— Given request —
The records below must be retyped exactly.
━━ Raw records ━━
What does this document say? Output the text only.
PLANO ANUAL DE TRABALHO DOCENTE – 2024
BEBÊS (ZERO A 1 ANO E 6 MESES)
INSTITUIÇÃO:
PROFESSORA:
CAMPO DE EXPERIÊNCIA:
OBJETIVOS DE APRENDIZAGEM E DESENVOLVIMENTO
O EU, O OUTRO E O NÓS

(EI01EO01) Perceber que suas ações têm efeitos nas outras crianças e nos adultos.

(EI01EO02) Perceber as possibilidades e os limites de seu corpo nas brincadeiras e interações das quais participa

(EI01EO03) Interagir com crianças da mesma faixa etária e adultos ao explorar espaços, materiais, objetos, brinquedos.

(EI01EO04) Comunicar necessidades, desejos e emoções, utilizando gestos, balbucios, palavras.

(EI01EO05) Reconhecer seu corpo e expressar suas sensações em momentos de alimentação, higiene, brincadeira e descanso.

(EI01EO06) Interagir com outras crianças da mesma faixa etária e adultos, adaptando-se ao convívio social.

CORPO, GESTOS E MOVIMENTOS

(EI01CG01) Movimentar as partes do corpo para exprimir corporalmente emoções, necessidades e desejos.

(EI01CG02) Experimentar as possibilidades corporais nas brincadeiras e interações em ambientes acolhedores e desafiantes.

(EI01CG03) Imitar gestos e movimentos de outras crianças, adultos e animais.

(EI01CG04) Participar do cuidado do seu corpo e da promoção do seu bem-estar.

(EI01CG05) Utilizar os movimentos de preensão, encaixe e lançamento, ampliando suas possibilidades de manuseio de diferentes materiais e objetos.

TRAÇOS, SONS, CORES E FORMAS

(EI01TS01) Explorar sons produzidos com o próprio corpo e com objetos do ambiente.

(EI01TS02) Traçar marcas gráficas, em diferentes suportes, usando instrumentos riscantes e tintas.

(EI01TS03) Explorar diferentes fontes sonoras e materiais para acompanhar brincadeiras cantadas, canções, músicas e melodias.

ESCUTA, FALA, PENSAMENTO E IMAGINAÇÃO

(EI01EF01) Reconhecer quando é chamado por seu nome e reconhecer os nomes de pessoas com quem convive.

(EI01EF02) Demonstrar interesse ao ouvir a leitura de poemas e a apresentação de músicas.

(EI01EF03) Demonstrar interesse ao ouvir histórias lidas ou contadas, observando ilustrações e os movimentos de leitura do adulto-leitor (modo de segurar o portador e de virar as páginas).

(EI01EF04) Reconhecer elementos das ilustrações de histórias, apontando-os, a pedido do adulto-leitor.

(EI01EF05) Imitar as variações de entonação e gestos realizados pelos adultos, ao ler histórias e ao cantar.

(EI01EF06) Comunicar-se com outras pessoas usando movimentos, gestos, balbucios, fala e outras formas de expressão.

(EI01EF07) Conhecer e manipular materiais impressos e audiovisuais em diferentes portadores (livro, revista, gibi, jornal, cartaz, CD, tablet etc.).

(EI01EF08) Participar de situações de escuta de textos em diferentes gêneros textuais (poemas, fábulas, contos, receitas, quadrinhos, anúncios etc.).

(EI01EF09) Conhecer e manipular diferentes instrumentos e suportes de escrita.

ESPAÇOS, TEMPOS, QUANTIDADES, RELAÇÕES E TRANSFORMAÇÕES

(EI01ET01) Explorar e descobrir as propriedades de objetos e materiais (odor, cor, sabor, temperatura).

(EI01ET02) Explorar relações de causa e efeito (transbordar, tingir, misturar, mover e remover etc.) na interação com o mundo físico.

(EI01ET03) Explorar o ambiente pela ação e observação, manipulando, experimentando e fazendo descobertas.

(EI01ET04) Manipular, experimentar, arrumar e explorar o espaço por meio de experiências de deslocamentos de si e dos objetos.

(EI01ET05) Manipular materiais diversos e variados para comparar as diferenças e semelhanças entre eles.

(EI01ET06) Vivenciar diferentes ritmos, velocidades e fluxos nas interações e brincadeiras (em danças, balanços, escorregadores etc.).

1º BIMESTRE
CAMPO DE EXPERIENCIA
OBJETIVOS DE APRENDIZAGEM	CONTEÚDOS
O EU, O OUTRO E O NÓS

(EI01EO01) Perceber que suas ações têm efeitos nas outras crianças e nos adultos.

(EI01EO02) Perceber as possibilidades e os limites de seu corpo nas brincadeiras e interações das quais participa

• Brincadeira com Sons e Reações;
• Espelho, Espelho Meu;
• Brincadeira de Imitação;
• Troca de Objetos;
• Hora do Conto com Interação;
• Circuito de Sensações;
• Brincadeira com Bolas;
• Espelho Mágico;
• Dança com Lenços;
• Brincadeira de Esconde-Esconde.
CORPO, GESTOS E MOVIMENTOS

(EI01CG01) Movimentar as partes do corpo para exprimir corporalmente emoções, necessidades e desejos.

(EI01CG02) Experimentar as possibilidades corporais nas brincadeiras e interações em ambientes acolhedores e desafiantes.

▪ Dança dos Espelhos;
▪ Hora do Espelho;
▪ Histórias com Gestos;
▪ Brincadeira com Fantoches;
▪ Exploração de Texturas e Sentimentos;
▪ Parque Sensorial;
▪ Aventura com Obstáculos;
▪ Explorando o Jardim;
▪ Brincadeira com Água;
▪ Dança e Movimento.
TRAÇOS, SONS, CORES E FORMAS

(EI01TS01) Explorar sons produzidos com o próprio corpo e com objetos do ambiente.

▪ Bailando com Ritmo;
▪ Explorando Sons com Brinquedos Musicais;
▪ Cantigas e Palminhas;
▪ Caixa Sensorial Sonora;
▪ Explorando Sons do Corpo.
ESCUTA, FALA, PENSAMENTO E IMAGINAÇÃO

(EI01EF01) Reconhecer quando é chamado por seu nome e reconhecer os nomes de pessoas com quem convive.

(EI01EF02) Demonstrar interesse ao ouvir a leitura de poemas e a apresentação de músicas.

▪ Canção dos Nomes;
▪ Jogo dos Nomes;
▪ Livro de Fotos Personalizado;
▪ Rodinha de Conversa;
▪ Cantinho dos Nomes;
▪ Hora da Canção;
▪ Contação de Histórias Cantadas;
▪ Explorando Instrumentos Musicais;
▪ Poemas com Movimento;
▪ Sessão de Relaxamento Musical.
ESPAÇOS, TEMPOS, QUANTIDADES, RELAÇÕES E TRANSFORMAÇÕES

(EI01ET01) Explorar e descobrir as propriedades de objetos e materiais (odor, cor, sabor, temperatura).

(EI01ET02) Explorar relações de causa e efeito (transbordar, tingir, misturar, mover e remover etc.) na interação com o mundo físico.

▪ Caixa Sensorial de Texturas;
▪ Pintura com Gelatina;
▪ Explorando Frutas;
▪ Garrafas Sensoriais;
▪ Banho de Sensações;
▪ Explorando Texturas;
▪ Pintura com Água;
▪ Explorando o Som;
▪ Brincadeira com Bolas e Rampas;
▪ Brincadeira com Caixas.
━━━
— Result of the exercise —
What does this document say? Output the text only.
PLANO ANUAL DE TRABALHO DOCENTE – 2024
BEBÊS (ZERO A 1 ANO E 6 MESES)
INSTITUIÇÃO:
PROFESSORA:
CAMPO DE EXPERIÊNCIA:
OBJETIVOS DE APRENDIZAGEM E DESENVOLVIMENTO
O EU, O OUTRO E O NÓS

(EI01EO01) Perceber que suas ações têm efeitos nas outras crianças e nos adultos.

(EI01EO02) Perceber as possibilidades e os limites de seu corpo nas brincadeiras e interações das quais participa

(EI01EO03) Interagir com crianças da mesma faixa etária e adultos ao explorar espaços, materiais, objetos, brinquedos.

(EI01EO04) Comunicar necessidades, desejos e emoções, utilizando gestos, balbucios, palavras.

(EI01EO05) Reconhecer seu corpo e expressar suas sensações em momentos de alimentação, higiene, brincadeira e descanso.

(EI01EO06) Interagir com outras crianças da mesma faixa etária e adultos, adaptando-se ao convívio social.

CORPO, GESTOS E MOVIMENTOS

(EI01CG01) Movimentar as partes do corpo para exprimir corporalmente emoções, necessidades e desejos.

(EI01CG02) Experimentar as possibilidades corporais nas brincadeiras e interações em ambientes acolhedores e desafiantes.

(EI01CG03) Imitar gestos e movimentos de outras crianças, adultos e animais.

(EI01CG04) Participar do cuidado do seu corpo e da promoção do seu bem-estar.

(EI01CG05) Utilizar os movimentos de preensão, encaixe e lançamento, ampliando suas possibilidades de manuseio de diferentes materiais e objetos.

TRAÇOS, SONS, CORES E FORMAS

(EI01TS01) Explorar sons produzidos com o próprio corpo e com objetos do ambiente.

(EI01TS02) Traçar marcas gráficas, em diferentes suportes, usando instrumentos riscantes e tintas.

(EI01TS03) Explorar diferentes fontes sonoras e materiais para acompanhar brincadeiras cantadas, canções, músicas e melodias.

ESCUTA, FALA, PENSAMENTO E IMAGINAÇÃO

(EI01EF01) Reconhecer quando é chamado por seu nome e reconhecer os nomes de pessoas com quem convive.

(EI01EF02) Demonstrar interesse ao ouvir a leitura de poemas e a apresentação de músicas.

(EI01EF03) Demonstrar interesse ao ouvir histórias lidas ou contadas, observando ilustrações e os movimentos de leitura do adulto-leitor (modo de segurar o portador e de virar as páginas).

(EI01EF04) Reconhecer elementos das ilustrações de histórias, apontando-os, a pedido do adulto-leitor.

(EI01EF05) Imitar as variações de entonação e gestos realizados pelos adultos, ao ler histórias e ao cantar.

(EI01EF06) Comunicar-se com outras pessoas usando movimentos, gestos, balbucios, fala e outras formas de expressão.

(EI01EF07) Conhecer e manipular materiais impressos e audiovisuais em diferentes portadores (livro, revista, gibi, jornal, cartaz, CD, tablet etc.).

(EI01EF08) Participar de situações de escuta de textos em diferentes gêneros textuais (poemas, fábulas, contos, receitas, quadrinhos, anúncios etc.).

(EI01EF09) Conhecer e manipular diferentes instrumentos e suportes de escrita.

ESPAÇOS, TEMPOS, QUANTIDADES, RELAÇÕES E TRANSFORMAÇÕES

(EI01ET01) Explorar e descobrir as propriedades de objetos e materiais (odor, cor, sabor, temperatura).

(EI01ET02) Explorar relações de causa e efeito (transbordar, tingir, misturar, mover e remover etc.) na interação com o mundo físico.

(EI01ET03) Explorar o ambiente pela ação e observação, manipulando, experimentando e fazendo descobertas.

(EI01ET04) Manipular, experimentar, arrumar e explorar o espaço por meio de experiências de deslocamentos de si e dos objetos.

(EI01ET05) Manipular materiais diversos e variados para comparar as diferenças e semelhanças entre eles.

(EI01ET06) Vivenciar diferentes ritmos, velocidades e fluxos nas interações e brincadeiras (em danças, balanços, escorregadores etc.).

1º BIMESTRE
CAMPO DE EXPERIENCIA
OBJETIVOS DE APRENDIZAGEM	CONTEÚDOS
O EU, O OUTRO E O NÓS

(EI01EO01) Perceber que suas ações têm efeitos nas outras crianças e nos adultos.

(EI01EO02) Perceber as possibilidades e os limites de seu corpo nas brincadeiras e interações das quais participa

• Brincadeira com Sons e Reações;
• Espelho, Espelho Meu;
• Brincadeira de Imitação;
• Troca de Objetos;
• Hora do Conto com Interação;
• Circuito de Sensações;
• Brincadeira com Bolas;
• Espelho Mágico;
• Dança com Lenços;
• Brincadeira de Esconde-Esconde.
CORPO, GESTOS E MOVIMENTOS

(EI01CG01) Movimentar as partes do corpo para exprimir corporalmente emoções, necessidades e desejos.

(EI01CG02) Experimentar as possibilidades corporais nas brincadeiras e interações em ambientes acolhedores e desafiantes.

▪ Dança dos Espelhos;
▪ Hora do Espelho;
▪ Histórias com Gestos;
▪ Brincadeira com Fantoches;
▪ Exploração de Texturas e Sentimentos;
▪ Parque Sensorial;
▪ Aventura com Obstáculos;
▪ Explorando o Jardim;
▪ Brincadeira com Água;
▪ Dança e Movimento.
TRAÇOS, SONS, CORES E FORMAS

(EI01TS01) Explorar sons produzidos com o próprio corpo e com objetos do ambiente.

▪ Bailando com Ritmo;
▪ Explorando Sons com Brinquedos Musicais;
▪ Cantigas e Palminhas;
▪ Caixa Sensorial Sonora;
▪ Explorando Sons do Corpo.
ESCUTA, FALA, PENSAMENTO E IMAGINAÇÃO

(EI01EF01) Reconhecer quando é chamado por seu nome e reconhecer os nomes de pessoas com quem convive.

(EI01EF02) Demonstrar interesse ao ouvir a leitura de poemas e a apresentação de músicas.

▪ Canção dos Nomes;
▪ Jogo dos Nomes;
▪ Livro de Fotos Personalizado;
▪ Rodinha de Conversa;
▪ Cantinho dos Nomes;
▪ Hora da Canção;
▪ Contação de Histórias Cantadas;
▪ Explorando Instrumentos Musicais;
▪ Poemas com Movimento;
▪ Sessão de Relaxamento Musical.
ESPAÇOS, TEMPOS, QUANTIDADES, RELAÇÕES E TRANSFORMAÇÕES

(EI01ET01) Explorar e descobrir as propriedades de objetos e materiais (odor, cor, sabor, temperatura).

(EI01ET02) Explorar relações de causa e efeito (transbordar, tingir, misturar, mover e remover etc.) na interação com o mundo físico.

▪ Caixa Sensorial de Texturas;
▪ Pintura com Gelatina;
▪ Explorando Frutas;
▪ Garrafas Sensoriais;
▪ Banho de Sensações;
▪ Explorando Texturas;
▪ Pintura com Água;
▪ Explorando o Som;
▪ Brincadeira com Bolas e Rampas;
▪ Brincadeira com Caixas.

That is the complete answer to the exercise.